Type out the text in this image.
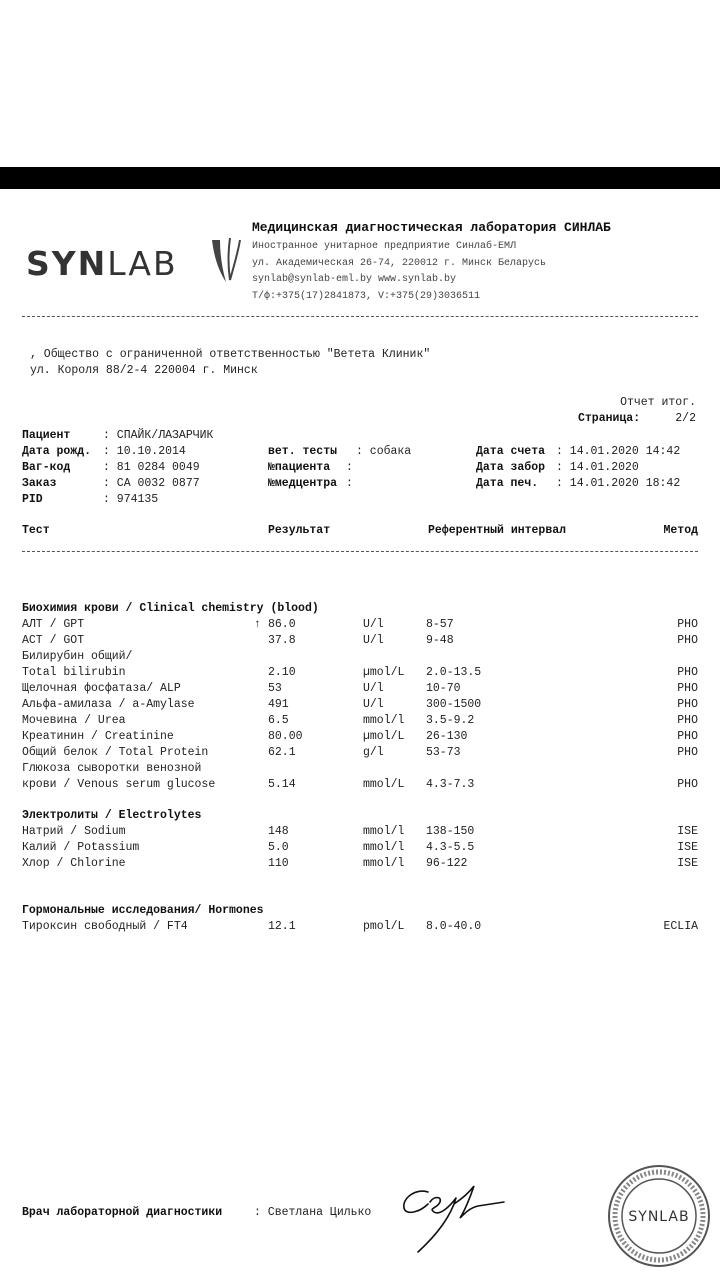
SYNLAB
Медицинская диагностическая лаборатория СИНЛАБ
Иностранное унитарное предприятие Синлаб-ЕМЛ
ул. Академическая 26-74, 220012 г. Минск Беларусь
synlab@synlab-eml.by www.synlab.by
Т/ф:+375(17)2841873, V:+375(29)3036511
, Общество с ограниченной ответственностью "Ветета Клиник"
ул. Короля 88/2-4 220004 г. Минск
Отчет итог.
Страница:	2/2
Пациент	: СПАЙК/ЛАЗАРЧИК
Дата рожд. : 10.10.2014	вет. тесты : собака	Дата счета : 14.01.2020 14:42
Ваг-код	: 81 0284 0049	№пациента :	Дата забор : 14.01.2020
Заказ	: CA 0032 0877	№медцентра :	Дата печ. : 14.01.2020 18:42
PID	: 974135
Тест	Результат	Референтный интервал	Метод
Биохимия крови / Clinical chemistry (blood)
АЛТ / GPT	↑ 86.0	U/l	8-57	PHO
АСТ / GOT	37.8	U/l	9-48	PHO
Билирубин общий/
Total bilirubin	2.10	µmol/L 2.0-13.5	PHO
Щелочная фосфатаза/ ALP	53	U/l	10-70	PHO
Альфа-амилаза / a-Amylase	491	U/l	300-1500	PHO
Мочевина / Urea	6.5	mmol/l 3.5-9.2	PHO
Креатинин / Creatinine	80.00	µmol/L 26-130	PHO
Общий белок / Total Protein	62.1	g/l	53-73	PHO
Глюкоза сыворотки венозной
крови / Venous serum glucose	5.14	mmol/L 4.3-7.3	PHO
Электролиты / Electrolytes
Натрий / Sodium	148	mmol/l 138-150	ISE
Калий / Potassium	5.0	mmol/l 4.3-5.5	ISE
Хлор / Chlorine	110	mmol/l 96-122	ISE
Гормональные исследования/ Hormones
Тироксин свободный / FT4	12.1	pmol/L 8.0-40.0	ECLIA
Врач лабораторной диагностики	: Светлана Цилько	SYNLAB
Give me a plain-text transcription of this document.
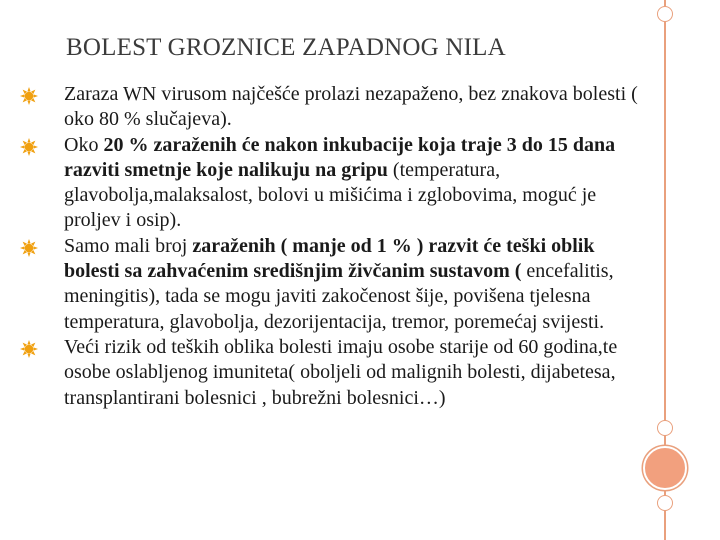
BOLEST GROZNICE ZAPADNOG NILA
Zaraza WN virusom najčešće prolazi nezapaženo, bez znakova bolesti ( oko 80 % slučajeva).
Oko 20 % zaraženih će nakon inkubacije koja traje 3 do 15 dana razviti smetnje koje nalikuju na gripu (temperatura, glavobolja,malaksalost, bolovi u mišićima i zglobovima, moguć je proljev i osip).
Samo mali broj zaraženih ( manje od 1 % ) razvit će teški oblik bolesti sa zahvaćenim središnjim živčanim sustavom ( encefalitis, meningitis), tada se mogu javiti zakočenost šije, povišena tjelesna temperatura, glavobolja, dezorijentacija, tremor, poremećaj svijesti.
Veći rizik od teških oblika bolesti imaju osobe starije od 60 godina,te osobe oslabljenog imuniteta( oboljeli od malignih bolesti, dijabetesa, transplantirani bolesnici , bubrežni bolesnici…)
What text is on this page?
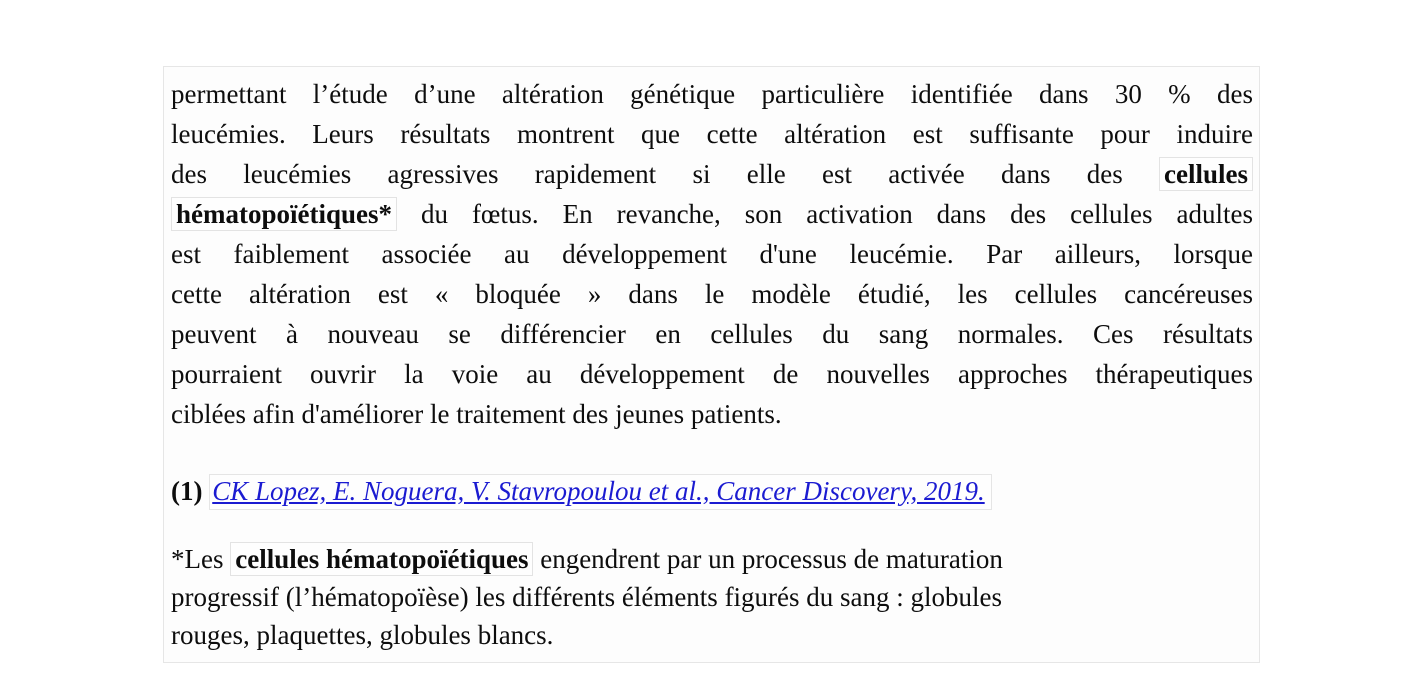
permettant l’étude d’une altération génétique particulière identifiée dans 30 % des
leucémies. Leurs résultats montrent que cette altération est suffisante pour induire
des leucémies agressives rapidement si elle est activée dans des cellules
hématopoïétiques* du fœtus. En revanche, son activation dans des cellules adultes
est faiblement associée au développement d'une leucémie. Par ailleurs, lorsque
cette altération est « bloquée » dans le modèle étudié, les cellules cancéreuses
peuvent à nouveau se différencier en cellules du sang normales. Ces résultats
pourraient ouvrir la voie au développement de nouvelles approches thérapeutiques
ciblées afin d'améliorer le traitement des jeunes patients.
(1) CK Lopez, E. Noguera, V. Stavropoulou et al., Cancer Discovery, 2019.
*Les cellules hématopoïétiques engendrent par un processus de maturation
progressif (l’hématopoïèse) les différents éléments figurés du sang : globules
rouges, plaquettes, globules blancs.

::::::

**ACTION ITEM:** Write out all the material above exactly, with no image carried over.

**ANSWER FOR THE TASK:**
Type out the text in this image.
SYNLAB
Медицинская диагностическая лаборатория СИНЛАБ
Иностранное унитарное предприятие Синлаб-ЕМЛ
ул. Академическая 26-74, 220012 г. Минск Беларусь
synlab@synlab-eml.by www.synlab.by
Т/ф:+375(17)2841873, V:+375(29)3036511
, Общество с ограниченной ответственностью "Ветета Клиник"
ул. Короля 88/2-4 220004 г. Минск
Отчет итог.
Страница:	2/2
Пациент	: СПАЙК/ЛАЗАРЧИК
Дата рожд. : 10.10.2014	вет. тесты : собака	Дата счета : 14.01.2020 14:42
Ваг-код	: 81 0284 0049	№пациента :	Дата забор : 14.01.2020
Заказ	: CA 0032 0877	№медцентра :	Дата печ. : 14.01.2020 18:42
PID	: 974135
Тест	Результат	Референтный интервал	Метод
Биохимия крови / Clinical chemistry (blood)
АЛТ / GPT	↑ 86.0	U/l	8-57	PHO
АСТ / GOT	37.8	U/l	9-48	PHO
Билирубин общий/
Total bilirubin	2.10	µmol/L 2.0-13.5	PHO
Щелочная фосфатаза/ ALP	53	U/l	10-70	PHO
Альфа-амилаза / a-Amylase	491	U/l	300-1500	PHO
Мочевина / Urea	6.5	mmol/l 3.5-9.2	PHO
Креатинин / Creatinine	80.00	µmol/L 26-130	PHO
Общий белок / Total Protein	62.1	g/l	53-73	PHO
Глюкоза сыворотки венозной
крови / Venous serum glucose	5.14	mmol/L 4.3-7.3	PHO
Электролиты / Electrolytes
Натрий / Sodium	148	mmol/l 138-150	ISE
Калий / Potassium	5.0	mmol/l 4.3-5.5	ISE
Хлор / Chlorine	110	mmol/l 96-122	ISE
Гормональные исследования/ Hormones
Тироксин свободный / FT4	12.1	pmol/L 8.0-40.0	ECLIA
Врач лабораторной диагностики	: Светлана Цилько	SYNLAB
Give me a plain-text transcription of this document.
BOLEST GROZNICE ZAPADNOG NILA
Zaraza WN virusom najčešće prolazi nezapaženo, bez znakova bolesti ( oko 80 % slučajeva).
Oko 20 % zaraženih će nakon inkubacije koja traje 3 do 15 dana razviti smetnje koje nalikuju na gripu (temperatura, glavobolja,malaksalost, bolovi u mišićima i zglobovima, moguć je proljev i osip).
Samo mali broj zaraženih ( manje od 1 % ) razvit će teški oblik bolesti sa zahvaćenim središnjim živčanim sustavom ( encefalitis, meningitis), tada se mogu javiti zakočenost šije, povišena tjelesna temperatura, glavobolja, dezorijentacija, tremor, poremećaj svijesti.
Veći rizik od teških oblika bolesti imaju osobe starije od 60 godina,te osobe oslabljenog imuniteta( oboljeli od malignih bolesti, dijabetesa, transplantirani bolesnici , bubrežni bolesnici…)
What text is on this page?
permettant l’étude d’une altération génétique particulière identifiée dans 30 % des
leucémies. Leurs résultats montrent que cette altération est suffisante pour induire
des leucémies agressives rapidement si elle est activée dans des cellules
hématopoïétiques* du fœtus. En revanche, son activation dans des cellules adultes
est faiblement associée au développement d'une leucémie. Par ailleurs, lorsque
cette altération est « bloquée » dans le modèle étudié, les cellules cancéreuses
peuvent à nouveau se différencier en cellules du sang normales. Ces résultats
pourraient ouvrir la voie au développement de nouvelles approches thérapeutiques
ciblées afin d'améliorer le traitement des jeunes patients.
(1) CK Lopez, E. Noguera, V. Stavropoulou et al., Cancer Discovery, 2019.
*Les cellules hématopoïétiques engendrent par un processus de maturation
progressif (l’hématopoïèse) les différents éléments figurés du sang : globules
rouges, plaquettes, globules blancs.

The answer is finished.